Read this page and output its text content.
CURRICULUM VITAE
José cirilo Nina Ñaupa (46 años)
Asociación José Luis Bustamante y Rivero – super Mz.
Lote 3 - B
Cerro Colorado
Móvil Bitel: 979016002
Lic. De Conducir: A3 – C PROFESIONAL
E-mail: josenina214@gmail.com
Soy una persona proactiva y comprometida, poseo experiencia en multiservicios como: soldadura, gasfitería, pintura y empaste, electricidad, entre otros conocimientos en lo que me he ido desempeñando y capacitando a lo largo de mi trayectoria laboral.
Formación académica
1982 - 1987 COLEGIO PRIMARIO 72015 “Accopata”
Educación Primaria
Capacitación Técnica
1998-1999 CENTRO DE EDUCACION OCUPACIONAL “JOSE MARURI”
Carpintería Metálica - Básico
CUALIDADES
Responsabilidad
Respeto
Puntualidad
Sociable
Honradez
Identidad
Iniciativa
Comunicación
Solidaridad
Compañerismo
※
» **Work instructions**
Your task is to repeat each line of the material exactly.

» **Worked solution**
Read this page and output its text content.
CURRICULUM VITAE
José cirilo Nina Ñaupa (46 años)
Asociación José Luis Bustamante y Rivero – super Mz.
Lote 3 - B
Cerro Colorado
Móvil Bitel: 979016002
Lic. De Conducir: A3 – C PROFESIONAL
E-mail: josenina214@gmail.com
Soy una persona proactiva y comprometida, poseo experiencia en multiservicios como: soldadura, gasfitería, pintura y empaste, electricidad, entre otros conocimientos en lo que me he ido desempeñando y capacitando a lo largo de mi trayectoria laboral.
Formación académica
1982 - 1987 COLEGIO PRIMARIO 72015 “Accopata”
Educación Primaria
Capacitación Técnica
1998-1999 CENTRO DE EDUCACION OCUPACIONAL “JOSE MARURI”
Carpintería Metálica - Básico
CUALIDADES
Responsabilidad
Respeto
Puntualidad
Sociable
Honradez
Identidad
Iniciativa
Comunicación
Solidaridad
Compañerismo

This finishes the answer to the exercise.